*** Records for the exercise Section Begins ***
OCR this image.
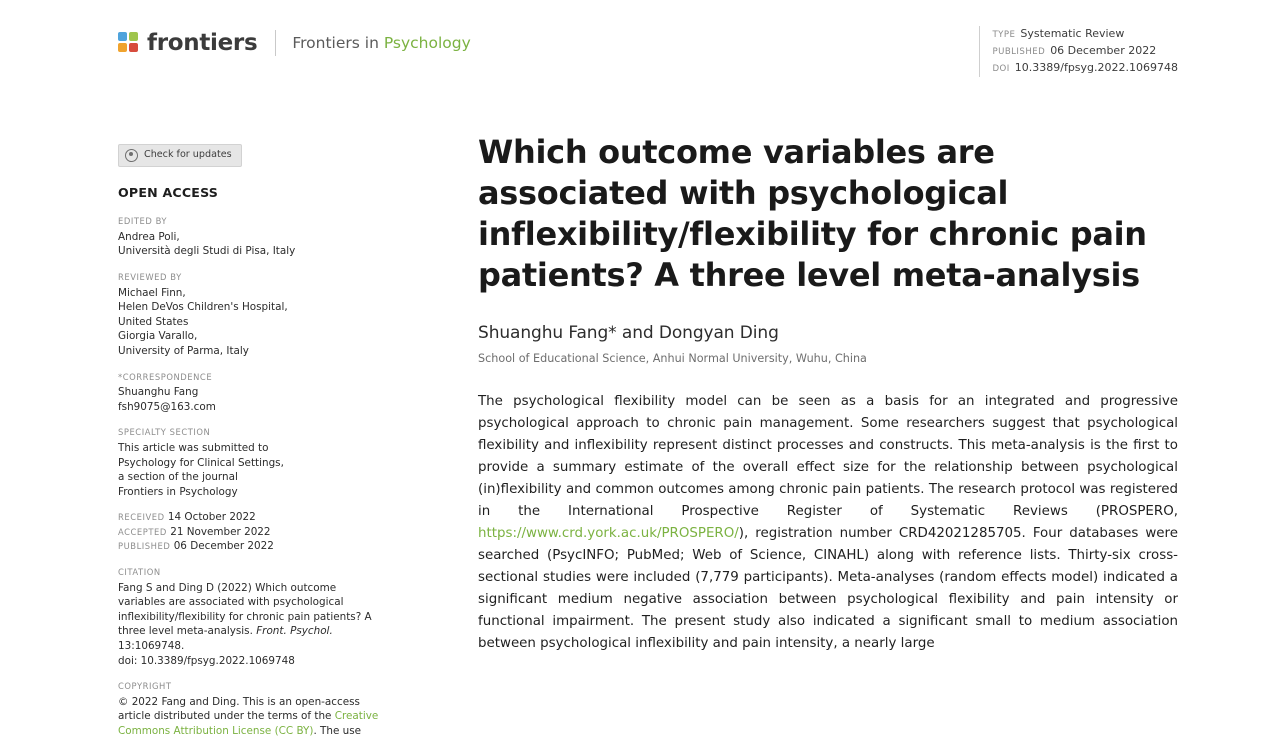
frontiers Frontiers in Psychology	TYPE Systematic Review
PUBLISHED 06 December 2022
DOI 10.3389/fpsyg.2022.1069748
Check for updates
OPEN ACCESS
EDITED BY
Andrea Poli,
Università degli Studi di Pisa, Italy
REVIEWED BY
Michael Finn,
Helen DeVos Children's Hospital,
United States
Giorgia Varallo,
University of Parma, Italy
*CORRESPONDENCE
Shuanghu Fang
fsh9075@163.com
SPECIALTY SECTION
This article was submitted to
Psychology for Clinical Settings,
a section of the journal
Frontiers in Psychology
RECEIVED 14 October 2022
ACCEPTED 21 November 2022
PUBLISHED 06 December 2022
CITATION
Fang S and Ding D (2022) Which outcome variables are associated with psychological inflexibility/flexibility for chronic pain patients? A three level meta-analysis. Front. Psychol. 13:1069748.
doi: 10.3389/fpsyg.2022.1069748
COPYRIGHT
© 2022 Fang and Ding. This is an open-access article distributed under the terms of the Creative Commons Attribution License (CC BY). The use
Which outcome variables are associated with psychological inflexibility/flexibility for chronic pain patients? A three level meta-analysis
Shuanghu Fang* and Dongyan Ding
School of Educational Science, Anhui Normal University, Wuhu, China
The psychological flexibility model can be seen as a basis for an integrated and progressive psychological approach to chronic pain management. Some researchers suggest that psychological flexibility and inflexibility represent distinct processes and constructs. This meta-analysis is the first to provide a summary estimate of the overall effect size for the relationship between psychological (in)flexibility and common outcomes among chronic pain patients. The research protocol was registered in the International Prospective Register of Systematic Reviews (PROSPERO, https://www.crd.york.ac.uk/PROSPERO/), registration number CRD42021285705. Four databases were searched (PsycINFO; PubMed; Web of Science, CINAHL) along with reference lists. Thirty-six cross-sectional studies were included (7,779 participants). Meta-analyses (random effects model) indicated a significant medium negative association between psychological flexibility and pain intensity or functional impairment. The present study also indicated a significant small to medium association between psychological inflexibility and pain intensity, a nearly large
*** Records for the exercise Section Ends ***
▸ Task directions
Would you set down the listing exactly, omitting pictures?

▸ Result of this exercise
OCR this image.
frontiers Frontiers in Psychology	TYPE Systematic Review
PUBLISHED 06 December 2022
DOI 10.3389/fpsyg.2022.1069748
Check for updates
OPEN ACCESS
EDITED BY
Andrea Poli,
Università degli Studi di Pisa, Italy
REVIEWED BY
Michael Finn,
Helen DeVos Children's Hospital,
United States
Giorgia Varallo,
University of Parma, Italy
*CORRESPONDENCE
Shuanghu Fang
fsh9075@163.com
SPECIALTY SECTION
This article was submitted to
Psychology for Clinical Settings,
a section of the journal
Frontiers in Psychology
RECEIVED 14 October 2022
ACCEPTED 21 November 2022
PUBLISHED 06 December 2022
CITATION
Fang S and Ding D (2022) Which outcome variables are associated with psychological inflexibility/flexibility for chronic pain patients? A three level meta-analysis. Front. Psychol. 13:1069748.
doi: 10.3389/fpsyg.2022.1069748
COPYRIGHT
© 2022 Fang and Ding. This is an open-access article distributed under the terms of the Creative Commons Attribution License (CC BY). The use
Which outcome variables are associated with psychological inflexibility/flexibility for chronic pain patients? A three level meta-analysis
Shuanghu Fang* and Dongyan Ding
School of Educational Science, Anhui Normal University, Wuhu, China
The psychological flexibility model can be seen as a basis for an integrated and progressive psychological approach to chronic pain management. Some researchers suggest that psychological flexibility and inflexibility represent distinct processes and constructs. This meta-analysis is the first to provide a summary estimate of the overall effect size for the relationship between psychological (in)flexibility and common outcomes among chronic pain patients. The research protocol was registered in the International Prospective Register of Systematic Reviews (PROSPERO, https://www.crd.york.ac.uk/PROSPERO/), registration number CRD42021285705. Four databases were searched (PsycINFO; PubMed; Web of Science, CINAHL) along with reference lists. Thirty-six cross-sectional studies were included (7,779 participants). Meta-analyses (random effects model) indicated a significant medium negative association between psychological flexibility and pain intensity or functional impairment. The present study also indicated a significant small to medium association between psychological inflexibility and pain intensity, a nearly large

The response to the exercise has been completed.